— SET PROBLEM —
Print out every line, exactly as written.

— Items from a data source —
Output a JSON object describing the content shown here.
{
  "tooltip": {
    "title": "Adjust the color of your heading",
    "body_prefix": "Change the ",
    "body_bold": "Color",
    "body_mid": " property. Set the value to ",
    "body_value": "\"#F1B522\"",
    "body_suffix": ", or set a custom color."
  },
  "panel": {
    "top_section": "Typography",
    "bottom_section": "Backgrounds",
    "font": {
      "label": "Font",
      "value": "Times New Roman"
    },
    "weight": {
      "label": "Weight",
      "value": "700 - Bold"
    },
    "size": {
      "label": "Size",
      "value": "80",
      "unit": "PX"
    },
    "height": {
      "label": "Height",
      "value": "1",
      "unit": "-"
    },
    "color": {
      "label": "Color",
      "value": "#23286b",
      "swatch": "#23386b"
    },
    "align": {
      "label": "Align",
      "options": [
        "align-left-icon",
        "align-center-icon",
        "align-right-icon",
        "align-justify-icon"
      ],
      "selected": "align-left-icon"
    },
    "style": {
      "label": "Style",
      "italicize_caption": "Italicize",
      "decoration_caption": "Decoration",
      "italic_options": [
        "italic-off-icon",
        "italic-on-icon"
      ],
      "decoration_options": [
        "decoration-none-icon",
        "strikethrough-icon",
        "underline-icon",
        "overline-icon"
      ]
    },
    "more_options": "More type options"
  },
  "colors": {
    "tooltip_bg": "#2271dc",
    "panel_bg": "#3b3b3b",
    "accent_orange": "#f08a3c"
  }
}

— REPLY TO THE EXERCISE —
Output a JSON object describing the content shown here.
{
  "tooltip": {
    "title": "Adjust the color of your heading",
    "body_prefix": "Change the ",
    "body_bold": "Color",
    "body_mid": " property. Set the value to ",
    "body_value": "\"#F1B522\"",
    "body_suffix": ", or set a custom color."
  },
  "panel": {
    "top_section": "Typography",
    "bottom_section": "Backgrounds",
    "font": {
      "label": "Font",
      "value": "Times New Roman"
    },
    "weight": {
      "label": "Weight",
      "value": "700 - Bold"
    },
    "size": {
      "label": "Size",
      "value": "80",
      "unit": "PX"
    },
    "height": {
      "label": "Height",
      "value": "1",
      "unit": "-"
    },
    "color": {
      "label": "Color",
      "value": "#23286b",
      "swatch": "#23386b"
    },
    "align": {
      "label": "Align",
      "options": [
        "align-left-icon",
        "align-center-icon",
        "align-right-icon",
        "align-justify-icon"
      ],
      "selected": "align-left-icon"
    },
    "style": {
      "label": "Style",
      "italicize_caption": "Italicize",
      "decoration_caption": "Decoration",
      "italic_options": [
        "italic-off-icon",
        "italic-on-icon"
      ],
      "decoration_options": [
        "decoration-none-icon",
        "strikethrough-icon",
        "underline-icon",
        "overline-icon"
      ]
    },
    "more_options": "More type options"
  },
  "colors": {
    "tooltip_bg": "#2271dc",
    "panel_bg": "#3b3b3b",
    "accent_orange": "#f08a3c"
  }
}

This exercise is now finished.